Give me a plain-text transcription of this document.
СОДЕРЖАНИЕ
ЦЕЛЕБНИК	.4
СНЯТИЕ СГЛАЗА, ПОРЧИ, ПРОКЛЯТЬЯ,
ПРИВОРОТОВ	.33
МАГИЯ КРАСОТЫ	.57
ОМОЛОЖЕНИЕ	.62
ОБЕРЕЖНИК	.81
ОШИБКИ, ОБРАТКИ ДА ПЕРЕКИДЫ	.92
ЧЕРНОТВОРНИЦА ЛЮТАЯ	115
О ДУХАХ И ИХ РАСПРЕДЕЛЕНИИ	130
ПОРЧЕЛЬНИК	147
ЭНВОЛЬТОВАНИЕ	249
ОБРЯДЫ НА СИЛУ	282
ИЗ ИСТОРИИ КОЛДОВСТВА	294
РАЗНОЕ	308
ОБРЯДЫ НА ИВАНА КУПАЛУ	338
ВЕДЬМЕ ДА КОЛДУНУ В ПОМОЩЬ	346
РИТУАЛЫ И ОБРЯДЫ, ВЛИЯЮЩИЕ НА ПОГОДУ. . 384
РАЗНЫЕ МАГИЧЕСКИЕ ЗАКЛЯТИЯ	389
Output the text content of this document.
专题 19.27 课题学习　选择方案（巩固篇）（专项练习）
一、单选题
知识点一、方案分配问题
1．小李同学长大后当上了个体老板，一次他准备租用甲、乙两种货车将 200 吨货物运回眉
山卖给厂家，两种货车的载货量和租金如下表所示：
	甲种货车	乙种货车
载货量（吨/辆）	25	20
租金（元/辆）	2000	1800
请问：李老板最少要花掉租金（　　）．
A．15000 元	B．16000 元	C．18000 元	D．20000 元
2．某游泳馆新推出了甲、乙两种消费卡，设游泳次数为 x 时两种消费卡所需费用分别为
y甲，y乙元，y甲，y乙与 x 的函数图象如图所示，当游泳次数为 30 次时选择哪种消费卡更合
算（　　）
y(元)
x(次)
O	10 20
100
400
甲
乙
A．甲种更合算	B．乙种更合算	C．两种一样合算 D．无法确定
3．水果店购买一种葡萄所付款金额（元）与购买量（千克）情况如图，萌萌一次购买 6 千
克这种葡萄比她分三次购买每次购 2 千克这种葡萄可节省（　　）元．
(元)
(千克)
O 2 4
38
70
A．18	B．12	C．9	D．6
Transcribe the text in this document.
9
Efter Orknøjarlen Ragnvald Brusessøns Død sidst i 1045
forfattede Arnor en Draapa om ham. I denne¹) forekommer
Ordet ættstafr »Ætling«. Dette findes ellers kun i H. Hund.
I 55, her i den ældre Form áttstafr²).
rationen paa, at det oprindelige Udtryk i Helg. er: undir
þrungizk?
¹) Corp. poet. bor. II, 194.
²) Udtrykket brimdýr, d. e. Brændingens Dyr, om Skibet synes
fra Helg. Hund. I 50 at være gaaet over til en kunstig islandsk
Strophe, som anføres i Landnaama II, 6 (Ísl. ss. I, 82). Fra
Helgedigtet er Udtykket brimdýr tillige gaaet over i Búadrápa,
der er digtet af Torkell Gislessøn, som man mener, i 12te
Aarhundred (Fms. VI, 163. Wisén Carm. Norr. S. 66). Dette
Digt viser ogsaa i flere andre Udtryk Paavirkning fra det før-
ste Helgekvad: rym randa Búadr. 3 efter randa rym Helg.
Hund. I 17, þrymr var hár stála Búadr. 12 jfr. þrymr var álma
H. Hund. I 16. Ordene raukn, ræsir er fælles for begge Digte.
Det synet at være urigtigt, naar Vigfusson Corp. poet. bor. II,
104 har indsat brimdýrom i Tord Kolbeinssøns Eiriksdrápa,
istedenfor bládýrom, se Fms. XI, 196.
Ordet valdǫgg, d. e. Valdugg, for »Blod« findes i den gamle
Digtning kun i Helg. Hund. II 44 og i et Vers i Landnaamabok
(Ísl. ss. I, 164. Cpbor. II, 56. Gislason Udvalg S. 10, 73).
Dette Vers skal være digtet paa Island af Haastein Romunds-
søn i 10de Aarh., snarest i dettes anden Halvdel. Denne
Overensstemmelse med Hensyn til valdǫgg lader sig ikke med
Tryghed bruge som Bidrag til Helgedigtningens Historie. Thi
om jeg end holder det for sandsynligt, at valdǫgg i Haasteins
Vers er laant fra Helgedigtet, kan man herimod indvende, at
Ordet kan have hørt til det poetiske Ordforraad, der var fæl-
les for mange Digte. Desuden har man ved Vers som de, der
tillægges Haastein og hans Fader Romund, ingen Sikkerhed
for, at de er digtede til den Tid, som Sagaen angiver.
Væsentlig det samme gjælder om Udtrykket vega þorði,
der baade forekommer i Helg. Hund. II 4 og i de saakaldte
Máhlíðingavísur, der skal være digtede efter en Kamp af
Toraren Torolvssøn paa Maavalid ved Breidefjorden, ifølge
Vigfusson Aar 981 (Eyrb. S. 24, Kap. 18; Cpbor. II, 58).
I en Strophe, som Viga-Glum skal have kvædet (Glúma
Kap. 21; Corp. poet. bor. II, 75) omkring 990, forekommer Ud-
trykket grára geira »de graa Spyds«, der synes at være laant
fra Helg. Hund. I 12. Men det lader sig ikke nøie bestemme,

- **GIVEN INSTRUCTION**: Review the preceding data and report every line that includes the string "Helgedigtet".

- **RESULT OF THE EXERCISE**:
Helgedigtet er Udtykket brimdýr tillige gaaet over i Búadrápa,
Vers er laant fra Helgedigtet, kan man herimod indvende, at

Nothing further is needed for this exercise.